(Lines of data)
** begin **

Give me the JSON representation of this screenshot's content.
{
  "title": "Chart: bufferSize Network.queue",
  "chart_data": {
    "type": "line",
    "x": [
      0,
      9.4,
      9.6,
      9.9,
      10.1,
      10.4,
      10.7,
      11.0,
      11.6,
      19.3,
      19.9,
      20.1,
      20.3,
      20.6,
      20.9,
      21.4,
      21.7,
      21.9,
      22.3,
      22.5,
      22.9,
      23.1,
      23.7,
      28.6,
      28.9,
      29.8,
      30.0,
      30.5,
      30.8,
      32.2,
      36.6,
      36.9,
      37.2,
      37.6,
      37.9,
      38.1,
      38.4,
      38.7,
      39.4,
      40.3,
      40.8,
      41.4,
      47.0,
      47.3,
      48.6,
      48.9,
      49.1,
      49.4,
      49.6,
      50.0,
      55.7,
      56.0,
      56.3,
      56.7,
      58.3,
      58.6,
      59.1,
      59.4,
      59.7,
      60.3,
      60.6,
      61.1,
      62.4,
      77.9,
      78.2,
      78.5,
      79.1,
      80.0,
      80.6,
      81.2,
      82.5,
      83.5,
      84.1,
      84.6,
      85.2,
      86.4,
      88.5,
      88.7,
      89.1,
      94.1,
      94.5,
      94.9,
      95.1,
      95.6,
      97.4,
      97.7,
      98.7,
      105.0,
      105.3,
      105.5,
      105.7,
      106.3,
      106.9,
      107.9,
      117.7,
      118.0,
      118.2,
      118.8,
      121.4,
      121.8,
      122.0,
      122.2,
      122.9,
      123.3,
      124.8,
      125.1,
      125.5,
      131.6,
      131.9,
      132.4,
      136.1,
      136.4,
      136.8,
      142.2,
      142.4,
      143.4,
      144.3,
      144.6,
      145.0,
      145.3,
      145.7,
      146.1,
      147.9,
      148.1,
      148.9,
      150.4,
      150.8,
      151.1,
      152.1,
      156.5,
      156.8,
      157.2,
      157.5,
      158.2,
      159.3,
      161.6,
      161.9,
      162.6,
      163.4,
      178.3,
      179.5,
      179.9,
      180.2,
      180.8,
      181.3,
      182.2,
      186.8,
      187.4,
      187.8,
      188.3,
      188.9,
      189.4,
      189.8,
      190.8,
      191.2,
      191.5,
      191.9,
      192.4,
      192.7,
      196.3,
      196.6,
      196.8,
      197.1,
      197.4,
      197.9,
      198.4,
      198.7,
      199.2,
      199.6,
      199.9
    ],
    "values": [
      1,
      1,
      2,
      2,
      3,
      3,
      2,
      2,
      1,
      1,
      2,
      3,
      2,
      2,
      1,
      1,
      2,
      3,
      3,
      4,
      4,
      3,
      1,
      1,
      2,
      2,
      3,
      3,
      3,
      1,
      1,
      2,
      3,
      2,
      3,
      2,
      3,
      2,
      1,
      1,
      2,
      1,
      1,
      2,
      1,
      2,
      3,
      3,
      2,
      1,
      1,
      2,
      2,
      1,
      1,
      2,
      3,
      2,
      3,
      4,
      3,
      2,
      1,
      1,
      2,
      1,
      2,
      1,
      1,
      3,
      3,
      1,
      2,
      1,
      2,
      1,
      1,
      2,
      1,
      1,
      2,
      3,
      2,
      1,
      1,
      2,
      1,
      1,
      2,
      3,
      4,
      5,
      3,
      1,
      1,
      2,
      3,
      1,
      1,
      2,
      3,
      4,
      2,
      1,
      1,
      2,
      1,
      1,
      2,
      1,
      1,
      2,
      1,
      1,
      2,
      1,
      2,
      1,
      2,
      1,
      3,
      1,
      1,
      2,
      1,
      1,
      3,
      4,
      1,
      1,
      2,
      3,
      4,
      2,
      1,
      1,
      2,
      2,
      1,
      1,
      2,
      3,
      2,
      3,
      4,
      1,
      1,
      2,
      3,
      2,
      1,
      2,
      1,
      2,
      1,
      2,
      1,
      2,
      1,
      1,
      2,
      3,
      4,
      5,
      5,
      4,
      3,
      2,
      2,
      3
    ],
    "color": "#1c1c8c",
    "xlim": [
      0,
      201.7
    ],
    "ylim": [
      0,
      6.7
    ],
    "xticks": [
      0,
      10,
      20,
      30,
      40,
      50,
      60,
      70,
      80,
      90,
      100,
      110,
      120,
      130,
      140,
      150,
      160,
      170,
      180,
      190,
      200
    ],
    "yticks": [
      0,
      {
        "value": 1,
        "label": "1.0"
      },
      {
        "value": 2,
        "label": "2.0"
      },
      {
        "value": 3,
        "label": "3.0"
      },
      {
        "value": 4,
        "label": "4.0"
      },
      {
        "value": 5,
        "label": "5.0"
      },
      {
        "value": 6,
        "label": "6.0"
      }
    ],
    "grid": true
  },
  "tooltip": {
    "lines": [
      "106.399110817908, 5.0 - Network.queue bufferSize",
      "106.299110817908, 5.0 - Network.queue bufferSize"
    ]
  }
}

** end **

Written instruction –
In the lines above, locate the string "bufferSize". Copy every line where it occurs.

Solution –
  "title": "Chart: bufferSize Network.queue",
      "106.399110817908, 5.0 - Network.queue bufferSize",
      "106.299110817908, 5.0 - Network.queue bufferSize"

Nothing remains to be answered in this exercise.